◆ **Records that describe figures**
····················

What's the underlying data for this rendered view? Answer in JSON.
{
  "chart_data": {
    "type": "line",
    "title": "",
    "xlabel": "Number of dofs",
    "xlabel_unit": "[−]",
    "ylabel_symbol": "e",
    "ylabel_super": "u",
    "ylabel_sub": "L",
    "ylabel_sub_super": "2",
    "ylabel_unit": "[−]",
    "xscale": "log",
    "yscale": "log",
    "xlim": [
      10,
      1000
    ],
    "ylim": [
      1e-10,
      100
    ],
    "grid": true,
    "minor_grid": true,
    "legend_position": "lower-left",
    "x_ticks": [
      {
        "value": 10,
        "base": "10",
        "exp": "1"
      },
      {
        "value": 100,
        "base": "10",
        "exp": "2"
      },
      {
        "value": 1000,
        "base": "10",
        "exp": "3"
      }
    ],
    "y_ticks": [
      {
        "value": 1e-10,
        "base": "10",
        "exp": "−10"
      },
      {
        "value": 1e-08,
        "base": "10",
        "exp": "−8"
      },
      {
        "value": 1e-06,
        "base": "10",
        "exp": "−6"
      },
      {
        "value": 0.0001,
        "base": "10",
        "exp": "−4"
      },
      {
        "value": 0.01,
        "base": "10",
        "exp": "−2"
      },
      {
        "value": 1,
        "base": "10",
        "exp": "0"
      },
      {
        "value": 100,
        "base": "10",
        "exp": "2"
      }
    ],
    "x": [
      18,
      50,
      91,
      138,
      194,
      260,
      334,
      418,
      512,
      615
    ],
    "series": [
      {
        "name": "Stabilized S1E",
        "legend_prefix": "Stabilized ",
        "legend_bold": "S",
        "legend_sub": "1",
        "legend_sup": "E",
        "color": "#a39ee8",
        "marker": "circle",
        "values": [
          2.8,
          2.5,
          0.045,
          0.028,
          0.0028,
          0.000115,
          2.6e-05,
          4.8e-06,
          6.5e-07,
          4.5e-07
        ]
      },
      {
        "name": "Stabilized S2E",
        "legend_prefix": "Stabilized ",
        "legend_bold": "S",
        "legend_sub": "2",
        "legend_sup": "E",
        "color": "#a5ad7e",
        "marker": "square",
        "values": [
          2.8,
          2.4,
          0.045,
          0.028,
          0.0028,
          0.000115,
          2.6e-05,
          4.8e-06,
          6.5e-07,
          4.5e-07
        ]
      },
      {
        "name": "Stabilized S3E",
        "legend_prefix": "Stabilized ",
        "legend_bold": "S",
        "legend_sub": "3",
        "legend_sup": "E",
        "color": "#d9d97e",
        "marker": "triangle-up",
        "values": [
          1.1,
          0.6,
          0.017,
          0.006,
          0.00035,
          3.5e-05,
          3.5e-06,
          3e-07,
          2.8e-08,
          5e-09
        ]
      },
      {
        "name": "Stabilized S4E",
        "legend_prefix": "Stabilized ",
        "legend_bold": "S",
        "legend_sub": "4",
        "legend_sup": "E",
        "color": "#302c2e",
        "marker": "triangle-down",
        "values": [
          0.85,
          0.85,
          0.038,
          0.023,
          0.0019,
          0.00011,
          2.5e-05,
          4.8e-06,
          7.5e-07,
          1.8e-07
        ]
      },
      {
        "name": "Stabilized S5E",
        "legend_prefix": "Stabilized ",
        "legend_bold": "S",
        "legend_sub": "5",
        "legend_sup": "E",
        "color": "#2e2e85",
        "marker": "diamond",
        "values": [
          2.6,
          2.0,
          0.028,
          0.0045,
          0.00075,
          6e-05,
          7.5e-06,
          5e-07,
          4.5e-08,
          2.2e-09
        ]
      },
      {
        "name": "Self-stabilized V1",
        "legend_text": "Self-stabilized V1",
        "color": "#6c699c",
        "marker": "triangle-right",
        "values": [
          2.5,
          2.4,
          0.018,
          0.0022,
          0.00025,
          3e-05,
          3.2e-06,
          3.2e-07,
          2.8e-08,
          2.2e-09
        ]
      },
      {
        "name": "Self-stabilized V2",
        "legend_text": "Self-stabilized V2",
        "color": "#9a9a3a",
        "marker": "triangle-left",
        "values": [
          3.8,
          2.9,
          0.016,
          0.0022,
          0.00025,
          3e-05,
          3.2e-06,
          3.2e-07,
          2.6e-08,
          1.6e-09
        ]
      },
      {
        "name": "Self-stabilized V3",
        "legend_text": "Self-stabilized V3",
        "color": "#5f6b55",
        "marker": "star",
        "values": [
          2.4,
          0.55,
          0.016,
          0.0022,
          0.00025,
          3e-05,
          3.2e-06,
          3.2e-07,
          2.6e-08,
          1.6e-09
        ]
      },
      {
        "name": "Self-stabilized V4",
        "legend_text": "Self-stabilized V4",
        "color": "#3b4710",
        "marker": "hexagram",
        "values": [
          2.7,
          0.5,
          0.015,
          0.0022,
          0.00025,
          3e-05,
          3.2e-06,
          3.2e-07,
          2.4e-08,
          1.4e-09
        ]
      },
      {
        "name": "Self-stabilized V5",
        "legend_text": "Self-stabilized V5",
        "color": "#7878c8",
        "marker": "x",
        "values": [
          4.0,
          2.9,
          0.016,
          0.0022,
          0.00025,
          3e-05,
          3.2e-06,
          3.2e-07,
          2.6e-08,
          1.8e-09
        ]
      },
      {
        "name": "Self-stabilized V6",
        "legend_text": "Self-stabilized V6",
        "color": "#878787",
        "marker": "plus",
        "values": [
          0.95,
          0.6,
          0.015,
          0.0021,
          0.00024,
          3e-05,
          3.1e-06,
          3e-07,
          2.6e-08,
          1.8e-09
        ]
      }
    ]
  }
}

····················

◆ **What you should do**
Retype the data exactly as given.

◆ **Exercise answer**
What's the underlying data for this rendered view? Answer in JSON.
{
  "chart_data": {
    "type": "line",
    "title": "",
    "xlabel": "Number of dofs",
    "xlabel_unit": "[−]",
    "ylabel_symbol": "e",
    "ylabel_super": "u",
    "ylabel_sub": "L",
    "ylabel_sub_super": "2",
    "ylabel_unit": "[−]",
    "xscale": "log",
    "yscale": "log",
    "xlim": [
      10,
      1000
    ],
    "ylim": [
      1e-10,
      100
    ],
    "grid": true,
    "minor_grid": true,
    "legend_position": "lower-left",
    "x_ticks": [
      {
        "value": 10,
        "base": "10",
        "exp": "1"
      },
      {
        "value": 100,
        "base": "10",
        "exp": "2"
      },
      {
        "value": 1000,
        "base": "10",
        "exp": "3"
      }
    ],
    "y_ticks": [
      {
        "value": 1e-10,
        "base": "10",
        "exp": "−10"
      },
      {
        "value": 1e-08,
        "base": "10",
        "exp": "−8"
      },
      {
        "value": 1e-06,
        "base": "10",
        "exp": "−6"
      },
      {
        "value": 0.0001,
        "base": "10",
        "exp": "−4"
      },
      {
        "value": 0.01,
        "base": "10",
        "exp": "−2"
      },
      {
        "value": 1,
        "base": "10",
        "exp": "0"
      },
      {
        "value": 100,
        "base": "10",
        "exp": "2"
      }
    ],
    "x": [
      18,
      50,
      91,
      138,
      194,
      260,
      334,
      418,
      512,
      615
    ],
    "series": [
      {
        "name": "Stabilized S1E",
        "legend_prefix": "Stabilized ",
        "legend_bold": "S",
        "legend_sub": "1",
        "legend_sup": "E",
        "color": "#a39ee8",
        "marker": "circle",
        "values": [
          2.8,
          2.5,
          0.045,
          0.028,
          0.0028,
          0.000115,
          2.6e-05,
          4.8e-06,
          6.5e-07,
          4.5e-07
        ]
      },
      {
        "name": "Stabilized S2E",
        "legend_prefix": "Stabilized ",
        "legend_bold": "S",
        "legend_sub": "2",
        "legend_sup": "E",
        "color": "#a5ad7e",
        "marker": "square",
        "values": [
          2.8,
          2.4,
          0.045,
          0.028,
          0.0028,
          0.000115,
          2.6e-05,
          4.8e-06,
          6.5e-07,
          4.5e-07
        ]
      },
      {
        "name": "Stabilized S3E",
        "legend_prefix": "Stabilized ",
        "legend_bold": "S",
        "legend_sub": "3",
        "legend_sup": "E",
        "color": "#d9d97e",
        "marker": "triangle-up",
        "values": [
          1.1,
          0.6,
          0.017,
          0.006,
          0.00035,
          3.5e-05,
          3.5e-06,
          3e-07,
          2.8e-08,
          5e-09
        ]
      },
      {
        "name": "Stabilized S4E",
        "legend_prefix": "Stabilized ",
        "legend_bold": "S",
        "legend_sub": "4",
        "legend_sup": "E",
        "color": "#302c2e",
        "marker": "triangle-down",
        "values": [
          0.85,
          0.85,
          0.038,
          0.023,
          0.0019,
          0.00011,
          2.5e-05,
          4.8e-06,
          7.5e-07,
          1.8e-07
        ]
      },
      {
        "name": "Stabilized S5E",
        "legend_prefix": "Stabilized ",
        "legend_bold": "S",
        "legend_sub": "5",
        "legend_sup": "E",
        "color": "#2e2e85",
        "marker": "diamond",
        "values": [
          2.6,
          2.0,
          0.028,
          0.0045,
          0.00075,
          6e-05,
          7.5e-06,
          5e-07,
          4.5e-08,
          2.2e-09
        ]
      },
      {
        "name": "Self-stabilized V1",
        "legend_text": "Self-stabilized V1",
        "color": "#6c699c",
        "marker": "triangle-right",
        "values": [
          2.5,
          2.4,
          0.018,
          0.0022,
          0.00025,
          3e-05,
          3.2e-06,
          3.2e-07,
          2.8e-08,
          2.2e-09
        ]
      },
      {
        "name": "Self-stabilized V2",
        "legend_text": "Self-stabilized V2",
        "color": "#9a9a3a",
        "marker": "triangle-left",
        "values": [
          3.8,
          2.9,
          0.016,
          0.0022,
          0.00025,
          3e-05,
          3.2e-06,
          3.2e-07,
          2.6e-08,
          1.6e-09
        ]
      },
      {
        "name": "Self-stabilized V3",
        "legend_text": "Self-stabilized V3",
        "color": "#5f6b55",
        "marker": "star",
        "values": [
          2.4,
          0.55,
          0.016,
          0.0022,
          0.00025,
          3e-05,
          3.2e-06,
          3.2e-07,
          2.6e-08,
          1.6e-09
        ]
      },
      {
        "name": "Self-stabilized V4",
        "legend_text": "Self-stabilized V4",
        "color": "#3b4710",
        "marker": "hexagram",
        "values": [
          2.7,
          0.5,
          0.015,
          0.0022,
          0.00025,
          3e-05,
          3.2e-06,
          3.2e-07,
          2.4e-08,
          1.4e-09
        ]
      },
      {
        "name": "Self-stabilized V5",
        "legend_text": "Self-stabilized V5",
        "color": "#7878c8",
        "marker": "x",
        "values": [
          4.0,
          2.9,
          0.016,
          0.0022,
          0.00025,
          3e-05,
          3.2e-06,
          3.2e-07,
          2.6e-08,
          1.8e-09
        ]
      },
      {
        "name": "Self-stabilized V6",
        "legend_text": "Self-stabilized V6",
        "color": "#878787",
        "marker": "plus",
        "values": [
          0.95,
          0.6,
          0.015,
          0.0021,
          0.00024,
          3e-05,
          3.1e-06,
          3e-07,
          2.6e-08,
          1.8e-09
        ]
      }
    ]
  }
}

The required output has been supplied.